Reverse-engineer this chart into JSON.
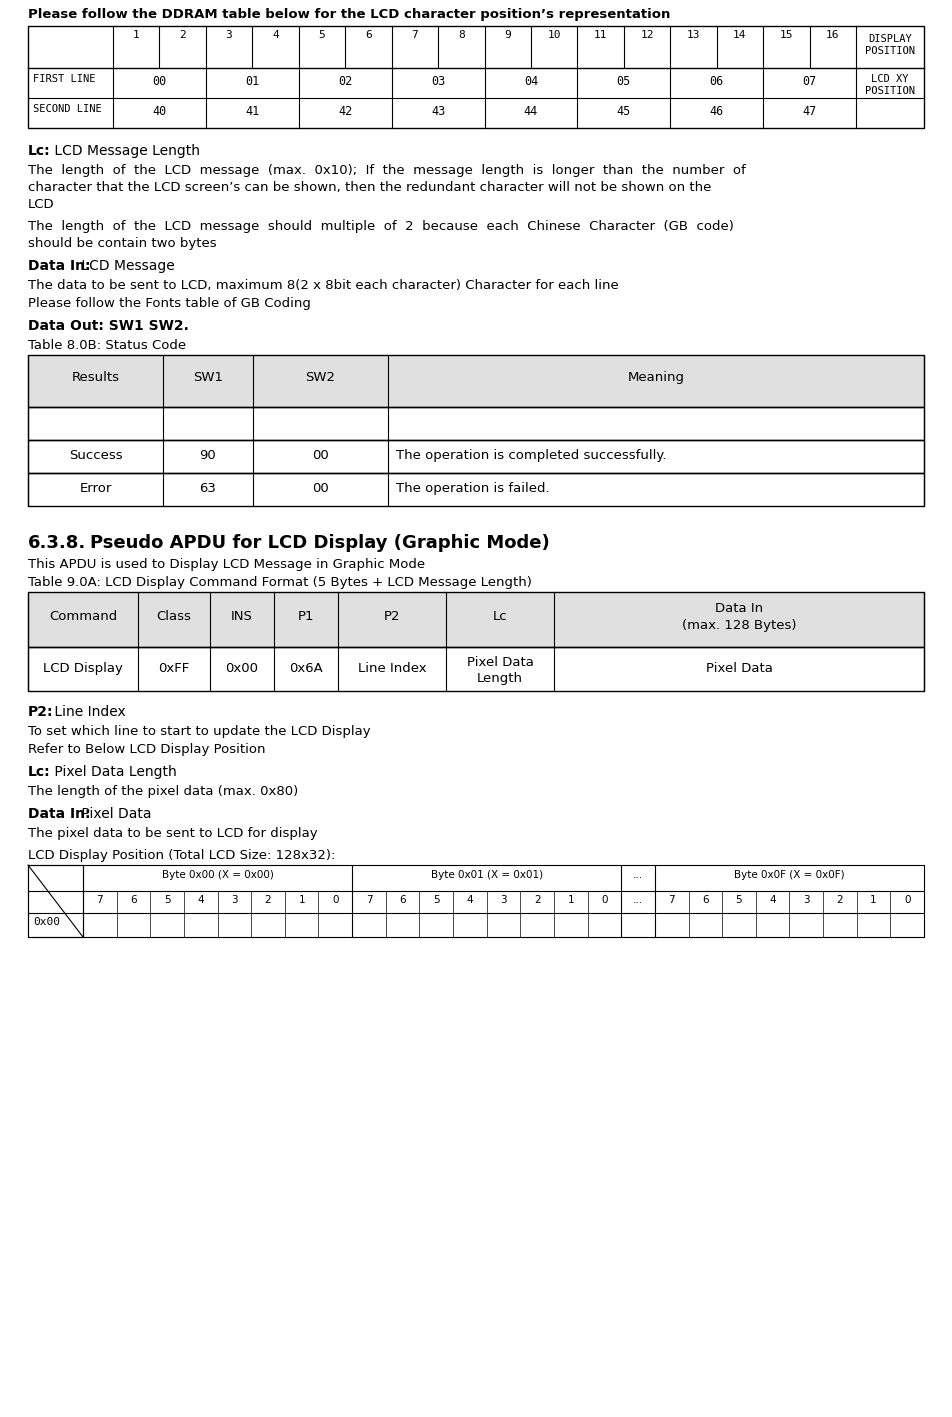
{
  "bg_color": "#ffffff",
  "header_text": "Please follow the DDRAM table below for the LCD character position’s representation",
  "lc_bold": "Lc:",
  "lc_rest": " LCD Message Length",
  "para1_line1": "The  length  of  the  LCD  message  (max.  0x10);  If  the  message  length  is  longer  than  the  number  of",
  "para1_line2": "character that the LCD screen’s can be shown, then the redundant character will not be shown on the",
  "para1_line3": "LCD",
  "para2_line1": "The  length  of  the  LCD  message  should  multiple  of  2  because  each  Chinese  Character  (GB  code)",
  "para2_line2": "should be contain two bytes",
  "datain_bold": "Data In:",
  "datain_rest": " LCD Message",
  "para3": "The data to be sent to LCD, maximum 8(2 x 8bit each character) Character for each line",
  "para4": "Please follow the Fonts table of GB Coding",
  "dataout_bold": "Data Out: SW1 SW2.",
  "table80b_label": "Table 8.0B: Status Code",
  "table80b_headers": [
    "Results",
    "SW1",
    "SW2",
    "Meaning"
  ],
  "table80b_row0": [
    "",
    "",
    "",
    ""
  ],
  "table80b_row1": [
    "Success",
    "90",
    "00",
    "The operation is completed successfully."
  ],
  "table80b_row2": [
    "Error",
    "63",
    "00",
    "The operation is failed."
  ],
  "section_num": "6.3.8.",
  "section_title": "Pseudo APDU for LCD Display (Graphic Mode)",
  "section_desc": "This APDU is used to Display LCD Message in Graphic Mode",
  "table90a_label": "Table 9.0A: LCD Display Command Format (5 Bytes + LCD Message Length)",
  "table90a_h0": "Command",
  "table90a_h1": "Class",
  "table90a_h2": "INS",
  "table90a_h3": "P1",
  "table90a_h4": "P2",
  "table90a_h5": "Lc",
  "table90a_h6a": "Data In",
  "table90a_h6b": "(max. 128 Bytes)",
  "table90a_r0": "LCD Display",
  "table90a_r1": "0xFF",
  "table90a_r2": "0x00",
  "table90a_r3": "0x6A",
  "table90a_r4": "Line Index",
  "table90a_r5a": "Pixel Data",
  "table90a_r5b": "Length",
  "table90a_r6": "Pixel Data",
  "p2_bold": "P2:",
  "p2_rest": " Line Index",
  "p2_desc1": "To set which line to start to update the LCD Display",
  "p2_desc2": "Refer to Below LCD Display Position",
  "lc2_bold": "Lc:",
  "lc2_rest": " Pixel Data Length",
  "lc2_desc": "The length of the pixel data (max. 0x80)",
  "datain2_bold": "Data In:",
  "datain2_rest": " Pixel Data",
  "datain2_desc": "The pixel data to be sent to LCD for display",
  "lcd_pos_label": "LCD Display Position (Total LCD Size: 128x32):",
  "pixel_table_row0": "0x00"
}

########################################

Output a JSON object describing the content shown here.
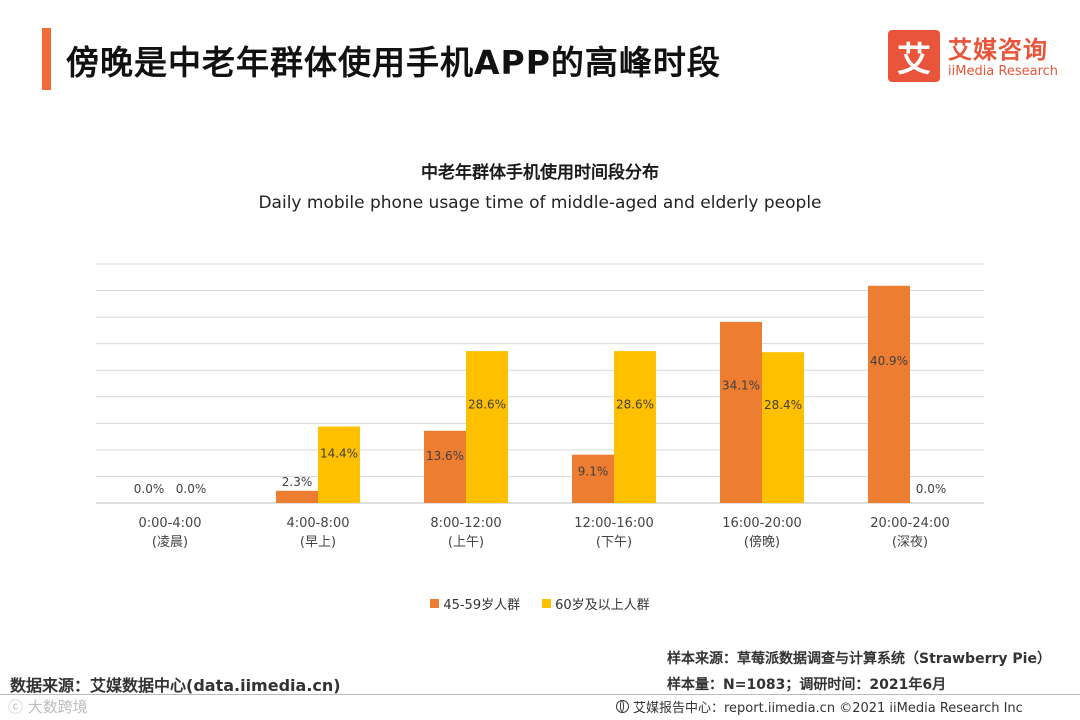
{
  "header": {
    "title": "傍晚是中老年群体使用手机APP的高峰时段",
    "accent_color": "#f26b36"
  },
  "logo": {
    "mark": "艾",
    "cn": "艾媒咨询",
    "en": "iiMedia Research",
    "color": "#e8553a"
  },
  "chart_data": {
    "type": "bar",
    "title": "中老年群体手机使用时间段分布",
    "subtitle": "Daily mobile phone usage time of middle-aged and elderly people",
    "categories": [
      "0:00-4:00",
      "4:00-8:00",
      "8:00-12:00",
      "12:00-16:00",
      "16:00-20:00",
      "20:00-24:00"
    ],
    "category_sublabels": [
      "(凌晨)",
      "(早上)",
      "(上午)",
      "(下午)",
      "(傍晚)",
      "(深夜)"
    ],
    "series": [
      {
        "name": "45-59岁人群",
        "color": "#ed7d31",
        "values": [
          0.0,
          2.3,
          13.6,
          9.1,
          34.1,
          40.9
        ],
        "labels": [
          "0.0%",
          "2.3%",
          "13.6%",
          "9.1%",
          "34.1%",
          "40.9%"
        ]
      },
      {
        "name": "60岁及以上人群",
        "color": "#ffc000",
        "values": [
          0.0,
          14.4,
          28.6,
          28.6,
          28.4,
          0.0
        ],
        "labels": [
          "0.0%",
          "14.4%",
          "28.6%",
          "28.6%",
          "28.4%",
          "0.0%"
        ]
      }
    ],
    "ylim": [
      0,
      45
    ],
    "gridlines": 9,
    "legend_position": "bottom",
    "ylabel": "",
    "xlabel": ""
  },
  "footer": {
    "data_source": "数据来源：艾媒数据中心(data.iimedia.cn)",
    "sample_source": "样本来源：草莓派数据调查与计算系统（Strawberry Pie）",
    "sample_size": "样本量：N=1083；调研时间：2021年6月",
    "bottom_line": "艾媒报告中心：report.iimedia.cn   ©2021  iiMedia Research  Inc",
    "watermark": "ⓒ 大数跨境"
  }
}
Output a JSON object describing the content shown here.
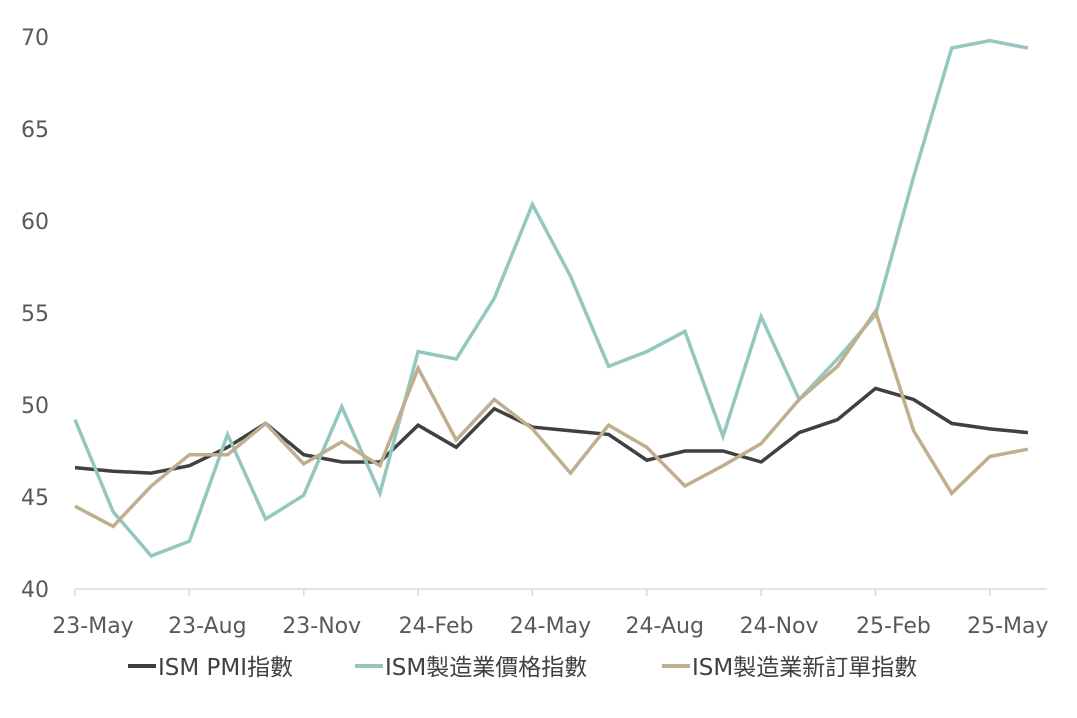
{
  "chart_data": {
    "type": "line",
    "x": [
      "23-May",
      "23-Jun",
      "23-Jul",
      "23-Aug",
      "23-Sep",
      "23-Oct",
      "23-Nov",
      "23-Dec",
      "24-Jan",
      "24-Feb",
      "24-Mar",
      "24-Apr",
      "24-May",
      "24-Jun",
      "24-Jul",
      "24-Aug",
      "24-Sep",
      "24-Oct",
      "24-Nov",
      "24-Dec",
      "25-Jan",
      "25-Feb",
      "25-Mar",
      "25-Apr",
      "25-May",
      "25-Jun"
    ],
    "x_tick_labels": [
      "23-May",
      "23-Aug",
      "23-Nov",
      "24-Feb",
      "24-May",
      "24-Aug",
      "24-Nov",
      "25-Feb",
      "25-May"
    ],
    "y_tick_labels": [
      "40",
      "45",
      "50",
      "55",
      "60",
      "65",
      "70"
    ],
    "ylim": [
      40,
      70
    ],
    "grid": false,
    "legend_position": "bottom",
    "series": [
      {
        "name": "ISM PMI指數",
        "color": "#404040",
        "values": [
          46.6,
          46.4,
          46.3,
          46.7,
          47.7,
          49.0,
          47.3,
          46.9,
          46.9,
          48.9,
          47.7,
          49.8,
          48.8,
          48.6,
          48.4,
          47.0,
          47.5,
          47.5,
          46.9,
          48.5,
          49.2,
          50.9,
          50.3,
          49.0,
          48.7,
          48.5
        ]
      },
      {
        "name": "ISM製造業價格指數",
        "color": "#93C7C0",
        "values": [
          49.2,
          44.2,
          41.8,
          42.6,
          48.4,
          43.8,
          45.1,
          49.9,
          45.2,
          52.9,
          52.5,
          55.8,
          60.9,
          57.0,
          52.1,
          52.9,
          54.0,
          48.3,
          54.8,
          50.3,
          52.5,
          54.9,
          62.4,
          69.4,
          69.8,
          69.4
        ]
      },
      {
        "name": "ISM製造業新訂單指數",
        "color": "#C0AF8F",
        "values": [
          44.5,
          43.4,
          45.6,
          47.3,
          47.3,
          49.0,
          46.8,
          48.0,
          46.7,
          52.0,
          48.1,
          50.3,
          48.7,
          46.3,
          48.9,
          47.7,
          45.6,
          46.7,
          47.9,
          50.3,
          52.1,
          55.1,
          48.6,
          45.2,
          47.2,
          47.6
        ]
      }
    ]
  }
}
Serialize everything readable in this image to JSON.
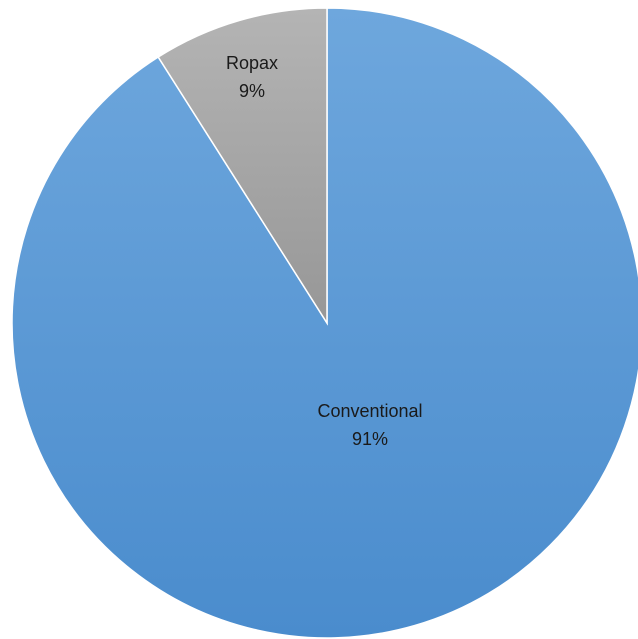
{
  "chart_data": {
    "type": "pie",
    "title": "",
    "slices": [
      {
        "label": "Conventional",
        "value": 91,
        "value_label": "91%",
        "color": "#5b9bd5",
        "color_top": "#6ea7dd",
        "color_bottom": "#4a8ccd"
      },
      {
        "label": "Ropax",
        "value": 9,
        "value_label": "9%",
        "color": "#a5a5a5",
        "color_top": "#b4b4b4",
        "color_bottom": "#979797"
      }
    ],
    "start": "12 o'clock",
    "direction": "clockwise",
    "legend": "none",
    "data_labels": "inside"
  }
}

########################################

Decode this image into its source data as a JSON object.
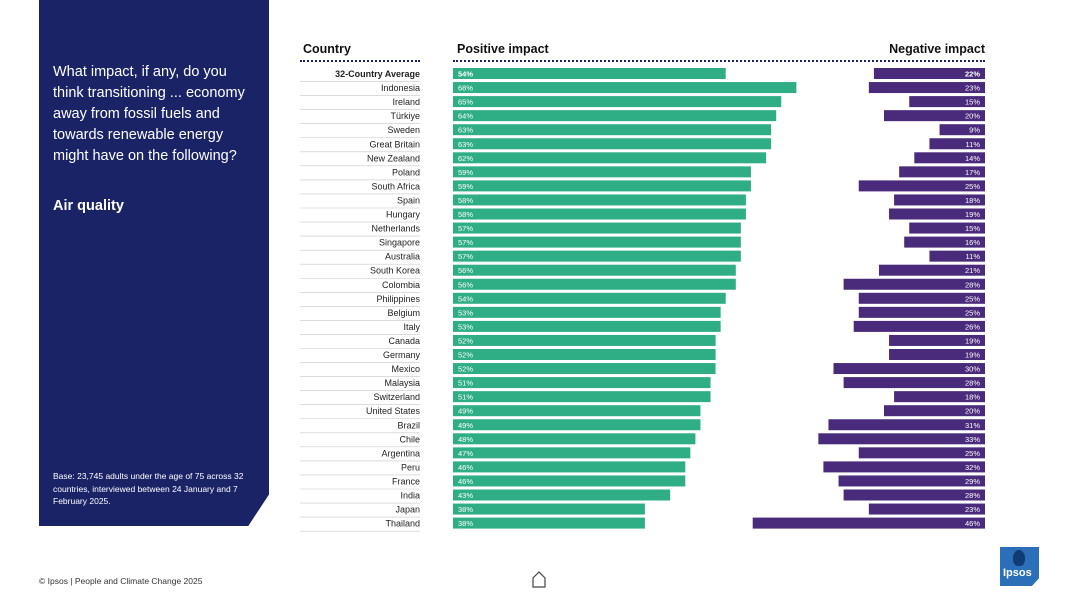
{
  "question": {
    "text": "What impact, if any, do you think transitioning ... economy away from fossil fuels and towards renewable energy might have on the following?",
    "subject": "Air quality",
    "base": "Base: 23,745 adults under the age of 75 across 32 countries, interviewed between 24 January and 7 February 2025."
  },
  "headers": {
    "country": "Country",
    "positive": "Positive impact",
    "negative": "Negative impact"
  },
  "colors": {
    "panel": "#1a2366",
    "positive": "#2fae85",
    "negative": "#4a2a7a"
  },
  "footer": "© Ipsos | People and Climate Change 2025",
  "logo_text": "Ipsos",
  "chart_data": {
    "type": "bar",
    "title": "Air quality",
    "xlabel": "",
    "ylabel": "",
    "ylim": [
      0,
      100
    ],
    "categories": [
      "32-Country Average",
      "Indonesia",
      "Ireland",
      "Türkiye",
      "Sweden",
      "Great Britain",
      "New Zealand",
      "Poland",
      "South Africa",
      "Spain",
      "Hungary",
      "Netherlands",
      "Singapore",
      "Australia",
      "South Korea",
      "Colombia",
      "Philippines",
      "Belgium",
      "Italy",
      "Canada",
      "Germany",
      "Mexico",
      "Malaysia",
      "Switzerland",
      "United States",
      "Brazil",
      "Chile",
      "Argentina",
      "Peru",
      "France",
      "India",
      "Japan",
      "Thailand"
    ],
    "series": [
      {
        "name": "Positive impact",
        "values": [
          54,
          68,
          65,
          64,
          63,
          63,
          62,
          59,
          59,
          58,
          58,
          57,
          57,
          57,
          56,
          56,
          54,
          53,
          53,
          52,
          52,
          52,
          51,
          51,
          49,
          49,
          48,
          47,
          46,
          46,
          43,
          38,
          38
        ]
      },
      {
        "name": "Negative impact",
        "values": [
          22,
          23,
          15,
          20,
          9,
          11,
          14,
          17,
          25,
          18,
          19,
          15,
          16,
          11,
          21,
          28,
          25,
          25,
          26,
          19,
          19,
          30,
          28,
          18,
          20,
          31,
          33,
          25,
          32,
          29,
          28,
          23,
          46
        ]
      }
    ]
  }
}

########################################

Identify the lines in the entries that hold "operation" and return each one.

_Result of the exercise_:
    "The operation is completed successfully."
    "The operation is failed."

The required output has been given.